↓

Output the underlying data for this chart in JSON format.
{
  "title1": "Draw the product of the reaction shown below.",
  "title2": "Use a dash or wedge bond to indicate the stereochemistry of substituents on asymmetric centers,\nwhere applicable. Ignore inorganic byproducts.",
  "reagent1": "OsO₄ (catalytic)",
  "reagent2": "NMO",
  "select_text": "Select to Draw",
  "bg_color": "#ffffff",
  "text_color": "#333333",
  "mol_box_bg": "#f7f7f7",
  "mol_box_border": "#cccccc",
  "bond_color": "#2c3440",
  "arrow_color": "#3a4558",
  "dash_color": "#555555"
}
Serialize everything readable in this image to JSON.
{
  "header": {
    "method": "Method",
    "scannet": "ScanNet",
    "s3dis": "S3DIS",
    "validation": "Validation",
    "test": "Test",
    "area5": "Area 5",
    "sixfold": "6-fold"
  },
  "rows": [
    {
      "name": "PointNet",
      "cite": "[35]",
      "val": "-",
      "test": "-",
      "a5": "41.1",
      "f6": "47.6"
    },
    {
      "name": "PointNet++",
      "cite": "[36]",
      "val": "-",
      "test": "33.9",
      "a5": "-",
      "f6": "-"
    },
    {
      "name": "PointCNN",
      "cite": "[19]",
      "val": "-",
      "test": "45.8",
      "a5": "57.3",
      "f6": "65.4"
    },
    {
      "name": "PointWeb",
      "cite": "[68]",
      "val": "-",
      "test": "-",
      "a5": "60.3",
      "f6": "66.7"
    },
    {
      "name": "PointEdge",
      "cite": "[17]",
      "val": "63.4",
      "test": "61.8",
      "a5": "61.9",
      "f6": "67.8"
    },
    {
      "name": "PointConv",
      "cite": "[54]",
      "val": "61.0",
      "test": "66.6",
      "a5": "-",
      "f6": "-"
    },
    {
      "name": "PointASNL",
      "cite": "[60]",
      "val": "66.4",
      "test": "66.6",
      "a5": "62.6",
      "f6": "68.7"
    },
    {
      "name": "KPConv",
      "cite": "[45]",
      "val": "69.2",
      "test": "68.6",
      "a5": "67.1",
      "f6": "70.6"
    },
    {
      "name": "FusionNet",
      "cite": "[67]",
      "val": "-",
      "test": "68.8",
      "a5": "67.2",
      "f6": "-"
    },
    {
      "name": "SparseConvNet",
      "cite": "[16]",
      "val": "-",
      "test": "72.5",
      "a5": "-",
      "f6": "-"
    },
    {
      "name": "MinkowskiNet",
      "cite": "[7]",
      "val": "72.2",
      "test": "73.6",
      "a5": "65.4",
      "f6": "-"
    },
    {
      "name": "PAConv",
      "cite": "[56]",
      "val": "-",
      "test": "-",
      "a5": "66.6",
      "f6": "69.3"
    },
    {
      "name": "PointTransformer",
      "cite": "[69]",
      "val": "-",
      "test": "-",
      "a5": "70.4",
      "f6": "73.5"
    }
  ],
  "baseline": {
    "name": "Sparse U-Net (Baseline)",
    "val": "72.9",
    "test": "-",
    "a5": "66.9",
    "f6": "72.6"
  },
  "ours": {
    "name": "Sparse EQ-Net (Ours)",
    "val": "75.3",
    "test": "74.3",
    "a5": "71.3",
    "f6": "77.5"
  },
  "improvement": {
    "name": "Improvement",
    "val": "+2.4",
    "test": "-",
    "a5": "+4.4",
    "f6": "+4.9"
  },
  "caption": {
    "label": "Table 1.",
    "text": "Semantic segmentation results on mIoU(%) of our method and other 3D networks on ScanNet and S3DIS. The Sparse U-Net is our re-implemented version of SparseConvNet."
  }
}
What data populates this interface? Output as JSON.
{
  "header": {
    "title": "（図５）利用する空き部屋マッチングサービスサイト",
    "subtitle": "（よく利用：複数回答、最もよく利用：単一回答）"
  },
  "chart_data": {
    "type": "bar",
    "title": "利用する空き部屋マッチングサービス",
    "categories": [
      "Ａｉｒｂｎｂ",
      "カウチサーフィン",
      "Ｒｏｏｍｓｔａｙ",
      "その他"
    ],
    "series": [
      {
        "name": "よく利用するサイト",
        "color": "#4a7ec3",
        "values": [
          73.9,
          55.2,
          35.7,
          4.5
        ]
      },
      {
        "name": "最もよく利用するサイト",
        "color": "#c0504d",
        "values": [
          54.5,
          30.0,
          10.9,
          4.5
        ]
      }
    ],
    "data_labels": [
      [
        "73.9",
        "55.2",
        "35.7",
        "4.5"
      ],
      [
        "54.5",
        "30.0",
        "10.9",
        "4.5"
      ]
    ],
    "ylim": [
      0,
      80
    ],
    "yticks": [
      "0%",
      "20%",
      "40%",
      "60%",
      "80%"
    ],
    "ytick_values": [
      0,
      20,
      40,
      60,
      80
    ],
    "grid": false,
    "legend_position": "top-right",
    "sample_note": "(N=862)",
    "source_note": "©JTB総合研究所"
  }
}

↑

■ **Task goal**:
Your task is to collect every line above that contains the word "this".

■ **Solved exercise**:
Output the underlying data for this chart in JSON format.
Serialize everything readable in this image to JSON.
What data populates this interface? Output as JSON.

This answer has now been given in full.